What follows is a set of entries. Repeat them exactly, but not their pictures.

=== LISTING ===

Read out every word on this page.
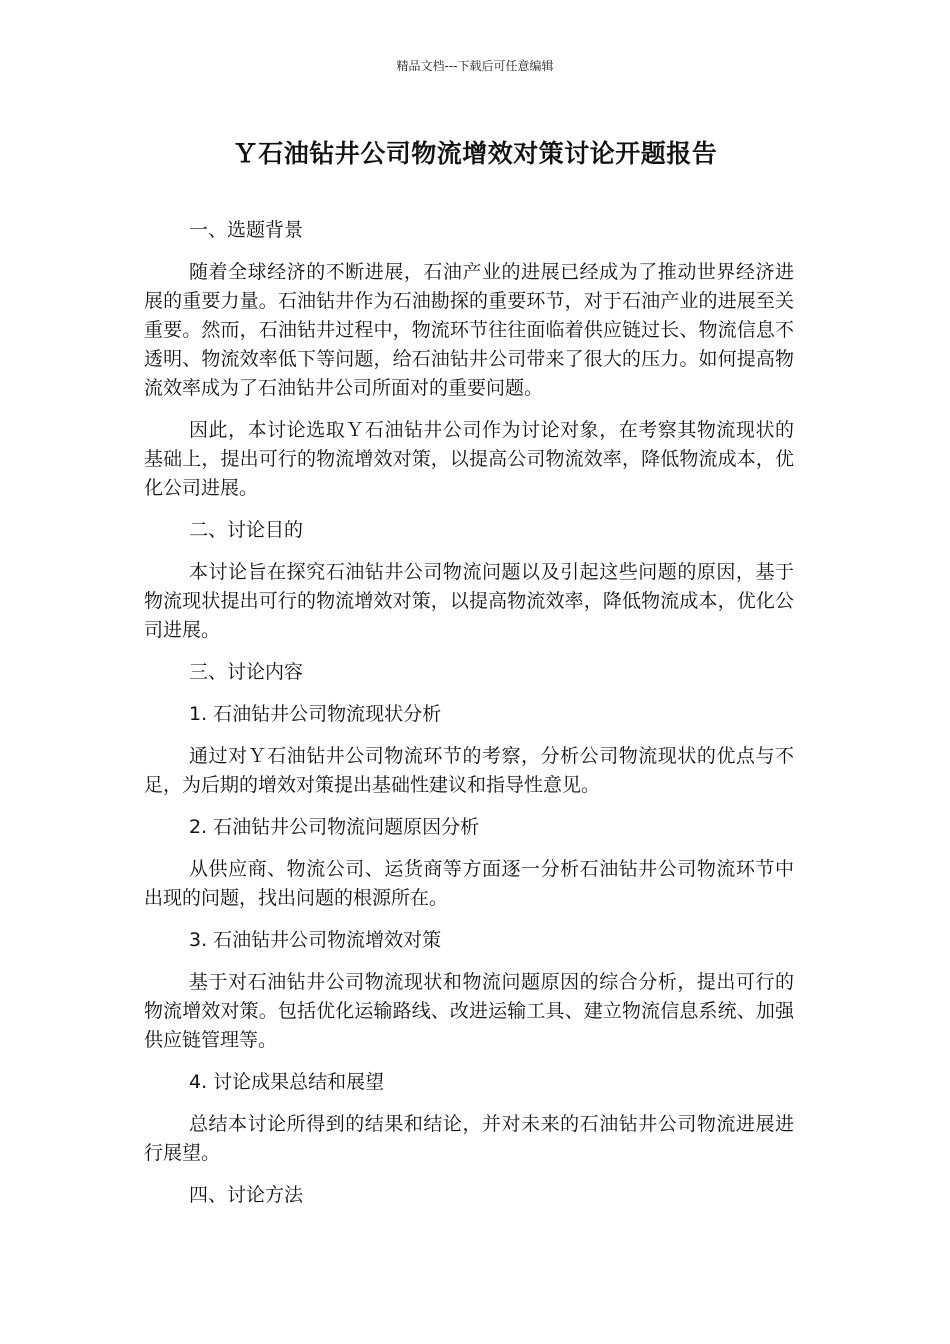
精品文档---下载后可任意编辑
Ｙ石油钻井公司物流增效对策讨论开题报告

一、选题背景

随着全球经济的不断进展，石油产业的进展已经成为了推动世界经济进展的重要力量。石油钻井作为石油勘探的重要环节，对于石油产业的进展至关重要。然而，石油钻井过程中，物流环节往往面临着供应链过长、物流信息不透明、物流效率低下等问题，给石油钻井公司带来了很大的压力。如何提高物流效率成为了石油钻井公司所面对的重要问题。

因此，本讨论选取Ｙ石油钻井公司作为讨论对象，在考察其物流现状的基础上，提出可行的物流增效对策，以提高公司物流效率，降低物流成本，优化公司进展。

二、讨论目的

本讨论旨在探究石油钻井公司物流问题以及引起这些问题的原因，基于物流现状提出可行的物流增效对策，以提高物流效率，降低物流成本，优化公司进展。

三、讨论内容

1. 石油钻井公司物流现状分析

通过对Ｙ石油钻井公司物流环节的考察，分析公司物流现状的优点与不足，为后期的增效对策提出基础性建议和指导性意见。

2. 石油钻井公司物流问题原因分析

从供应商、物流公司、运货商等方面逐一分析石油钻井公司物流环节中出现的问题，找出问题的根源所在。

3. 石油钻井公司物流增效对策

基于对石油钻井公司物流现状和物流问题原因的综合分析，提出可行的物流增效对策。包括优化运输路线、改进运输工具、建立物流信息系统、加强供应链管理等。

4. 讨论成果总结和展望

总结本讨论所得到的结果和结论，并对未来的石油钻井公司物流进展进行展望。

四、讨论方法
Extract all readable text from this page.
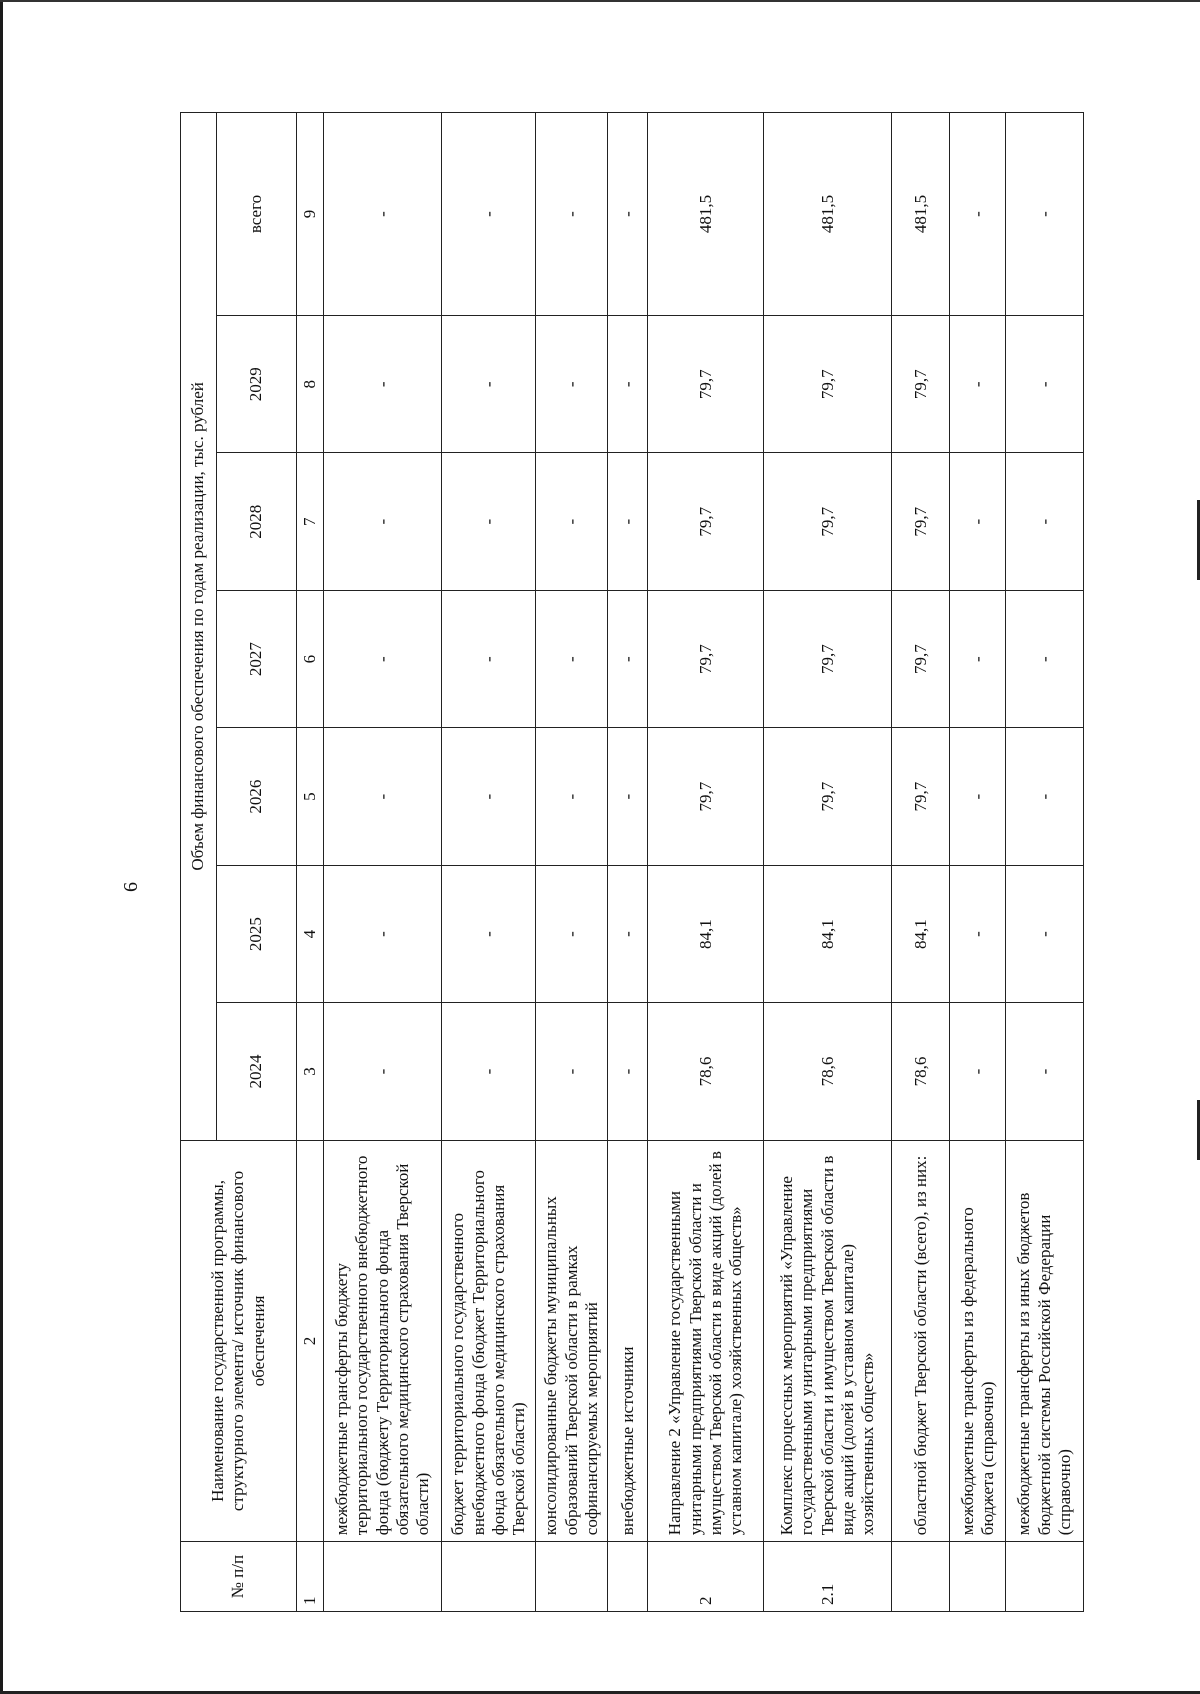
6
№ п/п	Наименование государственной программы, структурного элемента/ источник финансового обеспечения	Объем финансового обеспечения по годам реализации, тыс. рублей						
		2024	2025	2026	2027	2028	2029	всего
1	2	3	4	5	6	7	8	9
	межбюджетные трансферты бюджету территориального государственного внебюджетного фонда (бюджету Территориального фонда обязательного медицинского страхования Тверской области)	-	-	-	-	-	-	-
	бюджет территориального государственного внебюджетного фонда (бюджет Территориального фонда обязательного медицинского страхования Тверской области)	-	-	-	-	-	-	-
	консолидированные бюджеты муниципальных образований Тверской области в рамках софинансируемых мероприятий	-	-	-	-	-	-	-
	внебюджетные источники	-	-	-	-	-	-	-
2	Направление 2 «Управление государственными унитарными предприятиями Тверской области и имуществом Тверской области в виде акций (долей в уставном капитале) хозяйственных обществ»	78,6	84,1	79,7	79,7	79,7	79,7	481,5
2.1	Комплекс процессных мероприятий «Управление государственными унитарными предприятиями Тверской области и имуществом Тверской области в виде акций (долей в уставном капитале) хозяйственных обществ»	78,6	84,1	79,7	79,7	79,7	79,7	481,5
	областной бюджет Тверской области (всего), из них:	78,6	84,1	79,7	79,7	79,7	79,7	481,5
	межбюджетные трансферты из федерального бюджета (справочно)	-	-	-	-	-	-	-
	межбюджетные трансферты из иных бюджетов бюджетной системы Российской Федерации (справочно)	-	-	-	-	-	-	-
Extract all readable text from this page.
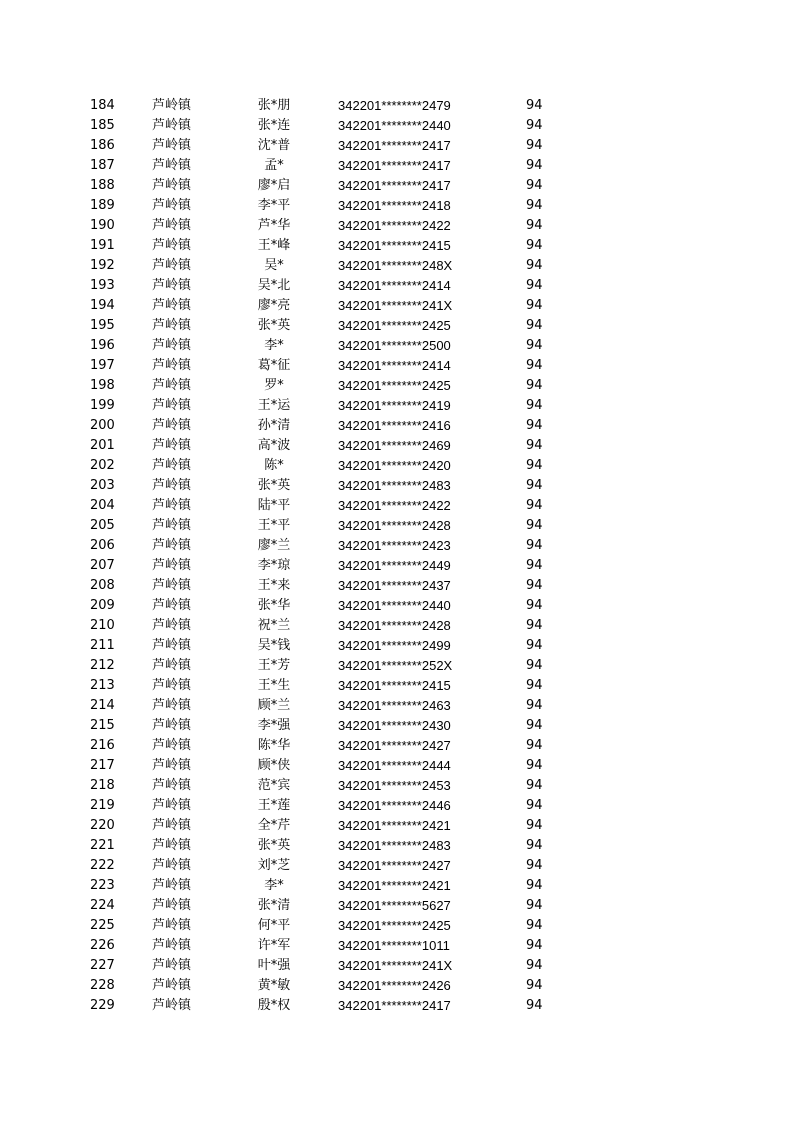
184	芦岭镇	张*朋	342201********2479	94
185	芦岭镇	张*连	342201********2440	94
186	芦岭镇	沈*普	342201********2417	94
187	芦岭镇	孟*	342201********2417	94
188	芦岭镇	廖*启	342201********2417	94
189	芦岭镇	李*平	342201********2418	94
190	芦岭镇	芦*华	342201********2422	94
191	芦岭镇	王*峰	342201********2415	94
192	芦岭镇	吴*	342201********248X	94
193	芦岭镇	吴*北	342201********2414	94
194	芦岭镇	廖*亮	342201********241X	94
195	芦岭镇	张*英	342201********2425	94
196	芦岭镇	李*	342201********2500	94
197	芦岭镇	葛*征	342201********2414	94
198	芦岭镇	罗*	342201********2425	94
199	芦岭镇	王*运	342201********2419	94
200	芦岭镇	孙*清	342201********2416	94
201	芦岭镇	高*波	342201********2469	94
202	芦岭镇	陈*	342201********2420	94
203	芦岭镇	张*英	342201********2483	94
204	芦岭镇	陆*平	342201********2422	94
205	芦岭镇	王*平	342201********2428	94
206	芦岭镇	廖*兰	342201********2423	94
207	芦岭镇	李*琼	342201********2449	94
208	芦岭镇	王*来	342201********2437	94
209	芦岭镇	张*华	342201********2440	94
210	芦岭镇	祝*兰	342201********2428	94
211	芦岭镇	吴*钱	342201********2499	94
212	芦岭镇	王*芳	342201********252X	94
213	芦岭镇	王*生	342201********2415	94
214	芦岭镇	顾*兰	342201********2463	94
215	芦岭镇	李*强	342201********2430	94
216	芦岭镇	陈*华	342201********2427	94
217	芦岭镇	顾*侠	342201********2444	94
218	芦岭镇	范*宾	342201********2453	94
219	芦岭镇	王*莲	342201********2446	94
220	芦岭镇	全*芹	342201********2421	94
221	芦岭镇	张*英	342201********2483	94
222	芦岭镇	刘*芝	342201********2427	94
223	芦岭镇	李*	342201********2421	94
224	芦岭镇	张*清	342201********5627	94
225	芦岭镇	何*平	342201********2425	94
226	芦岭镇	许*军	342201********1011	94
227	芦岭镇	叶*强	342201********241X	94
228	芦岭镇	黄*敏	342201********2426	94
229	芦岭镇	殷*权	342201********2417	94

===

* [OUTPUT OF THE EXERCISE]:
Read out every word on this page.
精品文档---下载后可任意编辑
Ｙ石油钻井公司物流增效对策讨论开题报告

一、选题背景

随着全球经济的不断进展，石油产业的进展已经成为了推动世界经济进展的重要力量。石油钻井作为石油勘探的重要环节，对于石油产业的进展至关重要。然而，石油钻井过程中，物流环节往往面临着供应链过长、物流信息不透明、物流效率低下等问题，给石油钻井公司带来了很大的压力。如何提高物流效率成为了石油钻井公司所面对的重要问题。

因此，本讨论选取Ｙ石油钻井公司作为讨论对象，在考察其物流现状的基础上，提出可行的物流增效对策，以提高公司物流效率，降低物流成本，优化公司进展。

二、讨论目的

本讨论旨在探究石油钻井公司物流问题以及引起这些问题的原因，基于物流现状提出可行的物流增效对策，以提高物流效率，降低物流成本，优化公司进展。

三、讨论内容

1. 石油钻井公司物流现状分析

通过对Ｙ石油钻井公司物流环节的考察，分析公司物流现状的优点与不足，为后期的增效对策提出基础性建议和指导性意见。

2. 石油钻井公司物流问题原因分析

从供应商、物流公司、运货商等方面逐一分析石油钻井公司物流环节中出现的问题，找出问题的根源所在。

3. 石油钻井公司物流增效对策

基于对石油钻井公司物流现状和物流问题原因的综合分析，提出可行的物流增效对策。包括优化运输路线、改进运输工具、建立物流信息系统、加强供应链管理等。

4. 讨论成果总结和展望

总结本讨论所得到的结果和结论，并对未来的石油钻井公司物流进展进行展望。

四、讨论方法
Extract all readable text from this page.
6
№ п/п	Наименование государственной программы, структурного элемента/ источник финансового обеспечения	Объем финансового обеспечения по годам реализации, тыс. рублей						
		2024	2025	2026	2027	2028	2029	всего
1	2	3	4	5	6	7	8	9
	межбюджетные трансферты бюджету территориального государственного внебюджетного фонда (бюджету Территориального фонда обязательного медицинского страхования Тверской области)	-	-	-	-	-	-	-
	бюджет территориального государственного внебюджетного фонда (бюджет Территориального фонда обязательного медицинского страхования Тверской области)	-	-	-	-	-	-	-
	консолидированные бюджеты муниципальных образований Тверской области в рамках софинансируемых мероприятий	-	-	-	-	-	-	-
	внебюджетные источники	-	-	-	-	-	-	-
2	Направление 2 «Управление государственными унитарными предприятиями Тверской области и имуществом Тверской области в виде акций (долей в уставном капитале) хозяйственных обществ»	78,6	84,1	79,7	79,7	79,7	79,7	481,5
2.1	Комплекс процессных мероприятий «Управление государственными унитарными предприятиями Тверской области и имуществом Тверской области в виде акций (долей в уставном капитале) хозяйственных обществ»	78,6	84,1	79,7	79,7	79,7	79,7	481,5
	областной бюджет Тверской области (всего), из них:	78,6	84,1	79,7	79,7	79,7	79,7	481,5
	межбюджетные трансферты из федерального бюджета (справочно)	-	-	-	-	-	-	-
	межбюджетные трансферты из иных бюджетов бюджетной системы Российской Федерации (справочно)	-	-	-	-	-	-	-
Extract all readable text from this page.
184	芦岭镇	张*朋	342201********2479	94
185	芦岭镇	张*连	342201********2440	94
186	芦岭镇	沈*普	342201********2417	94
187	芦岭镇	孟*	342201********2417	94
188	芦岭镇	廖*启	342201********2417	94
189	芦岭镇	李*平	342201********2418	94
190	芦岭镇	芦*华	342201********2422	94
191	芦岭镇	王*峰	342201********2415	94
192	芦岭镇	吴*	342201********248X	94
193	芦岭镇	吴*北	342201********2414	94
194	芦岭镇	廖*亮	342201********241X	94
195	芦岭镇	张*英	342201********2425	94
196	芦岭镇	李*	342201********2500	94
197	芦岭镇	葛*征	342201********2414	94
198	芦岭镇	罗*	342201********2425	94
199	芦岭镇	王*运	342201********2419	94
200	芦岭镇	孙*清	342201********2416	94
201	芦岭镇	高*波	342201********2469	94
202	芦岭镇	陈*	342201********2420	94
203	芦岭镇	张*英	342201********2483	94
204	芦岭镇	陆*平	342201********2422	94
205	芦岭镇	王*平	342201********2428	94
206	芦岭镇	廖*兰	342201********2423	94
207	芦岭镇	李*琼	342201********2449	94
208	芦岭镇	王*来	342201********2437	94
209	芦岭镇	张*华	342201********2440	94
210	芦岭镇	祝*兰	342201********2428	94
211	芦岭镇	吴*钱	342201********2499	94
212	芦岭镇	王*芳	342201********252X	94
213	芦岭镇	王*生	342201********2415	94
214	芦岭镇	顾*兰	342201********2463	94
215	芦岭镇	李*强	342201********2430	94
216	芦岭镇	陈*华	342201********2427	94
217	芦岭镇	顾*侠	342201********2444	94
218	芦岭镇	范*宾	342201********2453	94
219	芦岭镇	王*莲	342201********2446	94
220	芦岭镇	全*芹	342201********2421	94
221	芦岭镇	张*英	342201********2483	94
222	芦岭镇	刘*芝	342201********2427	94
223	芦岭镇	李*	342201********2421	94
224	芦岭镇	张*清	342201********5627	94
225	芦岭镇	何*平	342201********2425	94
226	芦岭镇	许*军	342201********1011	94
227	芦岭镇	叶*强	342201********241X	94
228	芦岭镇	黄*敏	342201********2426	94
229	芦岭镇	殷*权	342201********2417	94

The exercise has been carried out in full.